§ **Written instruction**: Each record below must be returned exactly as shown.

§ **Listed entries**:

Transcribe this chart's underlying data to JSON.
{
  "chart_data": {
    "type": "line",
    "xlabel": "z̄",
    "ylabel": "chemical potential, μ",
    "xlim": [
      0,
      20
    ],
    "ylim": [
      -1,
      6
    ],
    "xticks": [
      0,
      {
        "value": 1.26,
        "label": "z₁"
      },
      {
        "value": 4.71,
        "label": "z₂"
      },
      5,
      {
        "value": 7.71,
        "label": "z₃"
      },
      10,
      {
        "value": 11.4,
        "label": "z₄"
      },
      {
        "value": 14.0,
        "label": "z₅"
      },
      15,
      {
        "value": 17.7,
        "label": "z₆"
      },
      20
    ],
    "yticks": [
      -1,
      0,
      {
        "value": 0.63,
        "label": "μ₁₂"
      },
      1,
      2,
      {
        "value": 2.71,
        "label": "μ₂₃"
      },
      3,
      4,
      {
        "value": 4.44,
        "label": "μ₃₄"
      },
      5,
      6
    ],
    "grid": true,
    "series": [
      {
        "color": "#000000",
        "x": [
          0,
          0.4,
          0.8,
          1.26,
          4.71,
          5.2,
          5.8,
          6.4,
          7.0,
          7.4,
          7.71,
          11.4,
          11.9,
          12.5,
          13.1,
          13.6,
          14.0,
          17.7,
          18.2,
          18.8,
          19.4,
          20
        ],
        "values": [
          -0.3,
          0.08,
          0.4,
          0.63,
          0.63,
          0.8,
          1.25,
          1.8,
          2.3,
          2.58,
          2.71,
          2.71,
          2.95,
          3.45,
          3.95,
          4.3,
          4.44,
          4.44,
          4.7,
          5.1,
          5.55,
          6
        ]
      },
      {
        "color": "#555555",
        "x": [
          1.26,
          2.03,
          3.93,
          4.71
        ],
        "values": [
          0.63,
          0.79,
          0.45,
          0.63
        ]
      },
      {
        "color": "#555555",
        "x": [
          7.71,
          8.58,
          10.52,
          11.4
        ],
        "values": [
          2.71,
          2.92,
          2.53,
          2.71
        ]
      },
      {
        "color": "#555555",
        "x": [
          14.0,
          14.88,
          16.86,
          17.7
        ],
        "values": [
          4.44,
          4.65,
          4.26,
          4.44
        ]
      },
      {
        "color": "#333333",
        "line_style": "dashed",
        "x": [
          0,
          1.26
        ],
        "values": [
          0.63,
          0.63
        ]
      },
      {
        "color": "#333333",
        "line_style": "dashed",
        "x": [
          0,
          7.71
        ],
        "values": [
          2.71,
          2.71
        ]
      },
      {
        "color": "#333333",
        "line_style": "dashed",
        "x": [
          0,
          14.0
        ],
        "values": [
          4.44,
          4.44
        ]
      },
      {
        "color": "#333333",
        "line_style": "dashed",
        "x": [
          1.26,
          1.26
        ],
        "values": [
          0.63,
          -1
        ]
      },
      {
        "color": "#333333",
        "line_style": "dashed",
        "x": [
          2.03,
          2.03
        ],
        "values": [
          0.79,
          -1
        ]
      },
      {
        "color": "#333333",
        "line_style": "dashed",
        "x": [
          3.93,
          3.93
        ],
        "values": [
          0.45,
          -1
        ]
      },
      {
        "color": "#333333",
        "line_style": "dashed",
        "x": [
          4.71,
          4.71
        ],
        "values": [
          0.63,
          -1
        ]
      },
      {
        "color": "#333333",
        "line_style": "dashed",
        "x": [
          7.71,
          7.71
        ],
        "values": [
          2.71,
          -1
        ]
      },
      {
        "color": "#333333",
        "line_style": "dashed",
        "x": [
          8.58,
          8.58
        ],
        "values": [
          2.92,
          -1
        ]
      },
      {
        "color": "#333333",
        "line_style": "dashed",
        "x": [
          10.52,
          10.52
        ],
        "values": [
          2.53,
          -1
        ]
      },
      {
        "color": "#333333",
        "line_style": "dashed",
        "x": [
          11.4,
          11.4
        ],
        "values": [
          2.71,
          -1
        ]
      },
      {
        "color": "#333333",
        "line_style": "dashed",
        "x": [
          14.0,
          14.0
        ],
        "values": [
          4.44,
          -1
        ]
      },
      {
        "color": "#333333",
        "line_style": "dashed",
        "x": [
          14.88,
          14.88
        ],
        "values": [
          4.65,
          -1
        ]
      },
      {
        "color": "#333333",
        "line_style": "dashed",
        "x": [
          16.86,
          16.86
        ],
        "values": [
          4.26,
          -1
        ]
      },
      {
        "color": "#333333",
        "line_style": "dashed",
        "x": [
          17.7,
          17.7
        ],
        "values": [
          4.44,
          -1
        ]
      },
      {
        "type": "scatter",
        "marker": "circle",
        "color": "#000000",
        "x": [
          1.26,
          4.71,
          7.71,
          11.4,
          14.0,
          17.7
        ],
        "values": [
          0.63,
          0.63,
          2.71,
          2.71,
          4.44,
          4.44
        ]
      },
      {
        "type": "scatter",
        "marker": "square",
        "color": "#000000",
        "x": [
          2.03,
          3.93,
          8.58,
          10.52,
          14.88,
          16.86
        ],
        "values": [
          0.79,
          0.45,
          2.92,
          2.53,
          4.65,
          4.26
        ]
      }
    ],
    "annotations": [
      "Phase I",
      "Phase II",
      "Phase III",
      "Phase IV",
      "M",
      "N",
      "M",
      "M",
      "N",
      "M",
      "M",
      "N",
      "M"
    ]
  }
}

§ **Exercise result**:
Transcribe this chart's underlying data to JSON.
{
  "chart_data": {
    "type": "line",
    "xlabel": "z̄",
    "ylabel": "chemical potential, μ",
    "xlim": [
      0,
      20
    ],
    "ylim": [
      -1,
      6
    ],
    "xticks": [
      0,
      {
        "value": 1.26,
        "label": "z₁"
      },
      {
        "value": 4.71,
        "label": "z₂"
      },
      5,
      {
        "value": 7.71,
        "label": "z₃"
      },
      10,
      {
        "value": 11.4,
        "label": "z₄"
      },
      {
        "value": 14.0,
        "label": "z₅"
      },
      15,
      {
        "value": 17.7,
        "label": "z₆"
      },
      20
    ],
    "yticks": [
      -1,
      0,
      {
        "value": 0.63,
        "label": "μ₁₂"
      },
      1,
      2,
      {
        "value": 2.71,
        "label": "μ₂₃"
      },
      3,
      4,
      {
        "value": 4.44,
        "label": "μ₃₄"
      },
      5,
      6
    ],
    "grid": true,
    "series": [
      {
        "color": "#000000",
        "x": [
          0,
          0.4,
          0.8,
          1.26,
          4.71,
          5.2,
          5.8,
          6.4,
          7.0,
          7.4,
          7.71,
          11.4,
          11.9,
          12.5,
          13.1,
          13.6,
          14.0,
          17.7,
          18.2,
          18.8,
          19.4,
          20
        ],
        "values": [
          -0.3,
          0.08,
          0.4,
          0.63,
          0.63,
          0.8,
          1.25,
          1.8,
          2.3,
          2.58,
          2.71,
          2.71,
          2.95,
          3.45,
          3.95,
          4.3,
          4.44,
          4.44,
          4.7,
          5.1,
          5.55,
          6
        ]
      },
      {
        "color": "#555555",
        "x": [
          1.26,
          2.03,
          3.93,
          4.71
        ],
        "values": [
          0.63,
          0.79,
          0.45,
          0.63
        ]
      },
      {
        "color": "#555555",
        "x": [
          7.71,
          8.58,
          10.52,
          11.4
        ],
        "values": [
          2.71,
          2.92,
          2.53,
          2.71
        ]
      },
      {
        "color": "#555555",
        "x": [
          14.0,
          14.88,
          16.86,
          17.7
        ],
        "values": [
          4.44,
          4.65,
          4.26,
          4.44
        ]
      },
      {
        "color": "#333333",
        "line_style": "dashed",
        "x": [
          0,
          1.26
        ],
        "values": [
          0.63,
          0.63
        ]
      },
      {
        "color": "#333333",
        "line_style": "dashed",
        "x": [
          0,
          7.71
        ],
        "values": [
          2.71,
          2.71
        ]
      },
      {
        "color": "#333333",
        "line_style": "dashed",
        "x": [
          0,
          14.0
        ],
        "values": [
          4.44,
          4.44
        ]
      },
      {
        "color": "#333333",
        "line_style": "dashed",
        "x": [
          1.26,
          1.26
        ],
        "values": [
          0.63,
          -1
        ]
      },
      {
        "color": "#333333",
        "line_style": "dashed",
        "x": [
          2.03,
          2.03
        ],
        "values": [
          0.79,
          -1
        ]
      },
      {
        "color": "#333333",
        "line_style": "dashed",
        "x": [
          3.93,
          3.93
        ],
        "values": [
          0.45,
          -1
        ]
      },
      {
        "color": "#333333",
        "line_style": "dashed",
        "x": [
          4.71,
          4.71
        ],
        "values": [
          0.63,
          -1
        ]
      },
      {
        "color": "#333333",
        "line_style": "dashed",
        "x": [
          7.71,
          7.71
        ],
        "values": [
          2.71,
          -1
        ]
      },
      {
        "color": "#333333",
        "line_style": "dashed",
        "x": [
          8.58,
          8.58
        ],
        "values": [
          2.92,
          -1
        ]
      },
      {
        "color": "#333333",
        "line_style": "dashed",
        "x": [
          10.52,
          10.52
        ],
        "values": [
          2.53,
          -1
        ]
      },
      {
        "color": "#333333",
        "line_style": "dashed",
        "x": [
          11.4,
          11.4
        ],
        "values": [
          2.71,
          -1
        ]
      },
      {
        "color": "#333333",
        "line_style": "dashed",
        "x": [
          14.0,
          14.0
        ],
        "values": [
          4.44,
          -1
        ]
      },
      {
        "color": "#333333",
        "line_style": "dashed",
        "x": [
          14.88,
          14.88
        ],
        "values": [
          4.65,
          -1
        ]
      },
      {
        "color": "#333333",
        "line_style": "dashed",
        "x": [
          16.86,
          16.86
        ],
        "values": [
          4.26,
          -1
        ]
      },
      {
        "color": "#333333",
        "line_style": "dashed",
        "x": [
          17.7,
          17.7
        ],
        "values": [
          4.44,
          -1
        ]
      },
      {
        "type": "scatter",
        "marker": "circle",
        "color": "#000000",
        "x": [
          1.26,
          4.71,
          7.71,
          11.4,
          14.0,
          17.7
        ],
        "values": [
          0.63,
          0.63,
          2.71,
          2.71,
          4.44,
          4.44
        ]
      },
      {
        "type": "scatter",
        "marker": "square",
        "color": "#000000",
        "x": [
          2.03,
          3.93,
          8.58,
          10.52,
          14.88,
          16.86
        ],
        "values": [
          0.79,
          0.45,
          2.92,
          2.53,
          4.65,
          4.26
        ]
      }
    ],
    "annotations": [
      "Phase I",
      "Phase II",
      "Phase III",
      "Phase IV",
      "M",
      "N",
      "M",
      "M",
      "N",
      "M",
      "M",
      "N",
      "M"
    ]
  }
}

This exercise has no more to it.